*Records for this task*:
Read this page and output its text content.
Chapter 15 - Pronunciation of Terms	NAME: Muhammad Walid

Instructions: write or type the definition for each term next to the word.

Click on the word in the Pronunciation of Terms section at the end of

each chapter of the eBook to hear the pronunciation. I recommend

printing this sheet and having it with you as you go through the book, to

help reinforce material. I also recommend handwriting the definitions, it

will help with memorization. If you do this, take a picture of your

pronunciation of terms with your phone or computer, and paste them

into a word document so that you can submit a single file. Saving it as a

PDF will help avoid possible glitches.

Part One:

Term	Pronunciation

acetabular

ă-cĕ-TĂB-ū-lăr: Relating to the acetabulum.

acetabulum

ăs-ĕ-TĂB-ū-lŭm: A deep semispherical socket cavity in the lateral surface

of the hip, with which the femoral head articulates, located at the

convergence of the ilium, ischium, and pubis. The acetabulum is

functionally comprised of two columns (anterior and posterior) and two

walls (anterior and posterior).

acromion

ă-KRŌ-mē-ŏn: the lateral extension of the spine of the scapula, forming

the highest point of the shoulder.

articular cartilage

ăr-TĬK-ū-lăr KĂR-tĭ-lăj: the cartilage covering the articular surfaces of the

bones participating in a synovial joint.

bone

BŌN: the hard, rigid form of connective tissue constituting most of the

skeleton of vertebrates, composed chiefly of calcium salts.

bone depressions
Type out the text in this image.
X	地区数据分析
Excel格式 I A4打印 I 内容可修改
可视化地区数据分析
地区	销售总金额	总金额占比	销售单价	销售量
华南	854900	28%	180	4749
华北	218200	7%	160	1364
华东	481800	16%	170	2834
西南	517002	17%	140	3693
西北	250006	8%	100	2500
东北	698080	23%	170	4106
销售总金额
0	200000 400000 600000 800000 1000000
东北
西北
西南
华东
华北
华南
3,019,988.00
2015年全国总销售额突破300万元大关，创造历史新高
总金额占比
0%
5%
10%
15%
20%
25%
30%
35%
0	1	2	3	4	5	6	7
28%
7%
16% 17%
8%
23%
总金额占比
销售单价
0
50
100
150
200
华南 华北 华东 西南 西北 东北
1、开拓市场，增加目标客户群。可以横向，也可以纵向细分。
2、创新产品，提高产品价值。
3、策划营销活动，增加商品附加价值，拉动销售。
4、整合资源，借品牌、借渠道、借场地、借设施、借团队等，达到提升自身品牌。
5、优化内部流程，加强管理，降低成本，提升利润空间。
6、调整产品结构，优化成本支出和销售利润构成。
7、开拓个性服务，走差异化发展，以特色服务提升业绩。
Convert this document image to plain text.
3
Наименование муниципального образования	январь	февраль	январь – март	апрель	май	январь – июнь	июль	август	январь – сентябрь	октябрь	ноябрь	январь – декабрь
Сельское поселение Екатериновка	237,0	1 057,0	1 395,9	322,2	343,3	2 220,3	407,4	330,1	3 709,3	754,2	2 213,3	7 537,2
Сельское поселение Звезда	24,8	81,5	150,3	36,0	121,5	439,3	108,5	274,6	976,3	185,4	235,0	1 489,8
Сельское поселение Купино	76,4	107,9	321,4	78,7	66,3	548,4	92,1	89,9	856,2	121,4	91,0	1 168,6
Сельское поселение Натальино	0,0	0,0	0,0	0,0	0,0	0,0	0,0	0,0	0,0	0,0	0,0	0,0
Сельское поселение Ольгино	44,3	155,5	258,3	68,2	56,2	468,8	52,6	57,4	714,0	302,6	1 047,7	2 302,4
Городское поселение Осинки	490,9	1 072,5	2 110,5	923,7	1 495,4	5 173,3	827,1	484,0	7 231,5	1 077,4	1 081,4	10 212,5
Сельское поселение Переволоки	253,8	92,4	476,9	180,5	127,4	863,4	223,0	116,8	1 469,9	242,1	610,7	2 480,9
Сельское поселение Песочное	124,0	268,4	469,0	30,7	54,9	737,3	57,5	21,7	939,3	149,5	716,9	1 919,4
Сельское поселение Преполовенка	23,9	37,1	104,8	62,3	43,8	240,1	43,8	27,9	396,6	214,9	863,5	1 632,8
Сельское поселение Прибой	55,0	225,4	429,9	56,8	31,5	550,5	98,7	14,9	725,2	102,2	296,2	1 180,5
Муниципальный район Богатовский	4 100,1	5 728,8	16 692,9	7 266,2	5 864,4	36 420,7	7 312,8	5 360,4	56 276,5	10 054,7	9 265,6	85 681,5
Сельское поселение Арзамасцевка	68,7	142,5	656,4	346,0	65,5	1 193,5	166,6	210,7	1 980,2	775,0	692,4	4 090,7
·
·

*Written problem*:
Type out the whole listing above again, exactly as it stands.

*Reply*:
Read this page and output its text content.
Chapter 15 - Pronunciation of Terms	NAME: Muhammad Walid

Instructions: write or type the definition for each term next to the word.

Click on the word in the Pronunciation of Terms section at the end of

each chapter of the eBook to hear the pronunciation. I recommend

printing this sheet and having it with you as you go through the book, to

help reinforce material. I also recommend handwriting the definitions, it

will help with memorization. If you do this, take a picture of your

pronunciation of terms with your phone or computer, and paste them

into a word document so that you can submit a single file. Saving it as a

PDF will help avoid possible glitches.

Part One:

Term	Pronunciation

acetabular

ă-cĕ-TĂB-ū-lăr: Relating to the acetabulum.

acetabulum

ăs-ĕ-TĂB-ū-lŭm: A deep semispherical socket cavity in the lateral surface

of the hip, with which the femoral head articulates, located at the

convergence of the ilium, ischium, and pubis. The acetabulum is

functionally comprised of two columns (anterior and posterior) and two

walls (anterior and posterior).

acromion

ă-KRŌ-mē-ŏn: the lateral extension of the spine of the scapula, forming

the highest point of the shoulder.

articular cartilage

ăr-TĬK-ū-lăr KĂR-tĭ-lăj: the cartilage covering the articular surfaces of the

bones participating in a synovial joint.

bone

BŌN: the hard, rigid form of connective tissue constituting most of the

skeleton of vertebrates, composed chiefly of calcium salts.

bone depressions
Type out the text in this image.
X	地区数据分析
Excel格式 I A4打印 I 内容可修改
可视化地区数据分析
地区	销售总金额	总金额占比	销售单价	销售量
华南	854900	28%	180	4749
华北	218200	7%	160	1364
华东	481800	16%	170	2834
西南	517002	17%	140	3693
西北	250006	8%	100	2500
东北	698080	23%	170	4106
销售总金额
0	200000 400000 600000 800000 1000000
东北
西北
西南
华东
华北
华南
3,019,988.00
2015年全国总销售额突破300万元大关，创造历史新高
总金额占比
0%
5%
10%
15%
20%
25%
30%
35%
0	1	2	3	4	5	6	7
28%
7%
16% 17%
8%
23%
总金额占比
销售单价
0
50
100
150
200
华南 华北 华东 西南 西北 东北
1、开拓市场，增加目标客户群。可以横向，也可以纵向细分。
2、创新产品，提高产品价值。
3、策划营销活动，增加商品附加价值，拉动销售。
4、整合资源，借品牌、借渠道、借场地、借设施、借团队等，达到提升自身品牌。
5、优化内部流程，加强管理，降低成本，提升利润空间。
6、调整产品结构，优化成本支出和销售利润构成。
7、开拓个性服务，走差异化发展，以特色服务提升业绩。
Convert this document image to plain text.
3
Наименование муниципального образования	январь	февраль	январь – март	апрель	май	январь – июнь	июль	август	январь – сентябрь	октябрь	ноябрь	январь – декабрь
Сельское поселение Екатериновка	237,0	1 057,0	1 395,9	322,2	343,3	2 220,3	407,4	330,1	3 709,3	754,2	2 213,3	7 537,2
Сельское поселение Звезда	24,8	81,5	150,3	36,0	121,5	439,3	108,5	274,6	976,3	185,4	235,0	1 489,8
Сельское поселение Купино	76,4	107,9	321,4	78,7	66,3	548,4	92,1	89,9	856,2	121,4	91,0	1 168,6
Сельское поселение Натальино	0,0	0,0	0,0	0,0	0,0	0,0	0,0	0,0	0,0	0,0	0,0	0,0
Сельское поселение Ольгино	44,3	155,5	258,3	68,2	56,2	468,8	52,6	57,4	714,0	302,6	1 047,7	2 302,4
Городское поселение Осинки	490,9	1 072,5	2 110,5	923,7	1 495,4	5 173,3	827,1	484,0	7 231,5	1 077,4	1 081,4	10 212,5
Сельское поселение Переволоки	253,8	92,4	476,9	180,5	127,4	863,4	223,0	116,8	1 469,9	242,1	610,7	2 480,9
Сельское поселение Песочное	124,0	268,4	469,0	30,7	54,9	737,3	57,5	21,7	939,3	149,5	716,9	1 919,4
Сельское поселение Преполовенка	23,9	37,1	104,8	62,3	43,8	240,1	43,8	27,9	396,6	214,9	863,5	1 632,8
Сельское поселение Прибой	55,0	225,4	429,9	56,8	31,5	550,5	98,7	14,9	725,2	102,2	296,2	1 180,5
Муниципальный район Богатовский	4 100,1	5 728,8	16 692,9	7 266,2	5 864,4	36 420,7	7 312,8	5 360,4	56 276,5	10 054,7	9 265,6	85 681,5
Сельское поселение Арзамасцевка	68,7	142,5	656,4	346,0	65,5	1 193,5	166,6	210,7	1 980,2	775,0	692,4	4 090,7
·
·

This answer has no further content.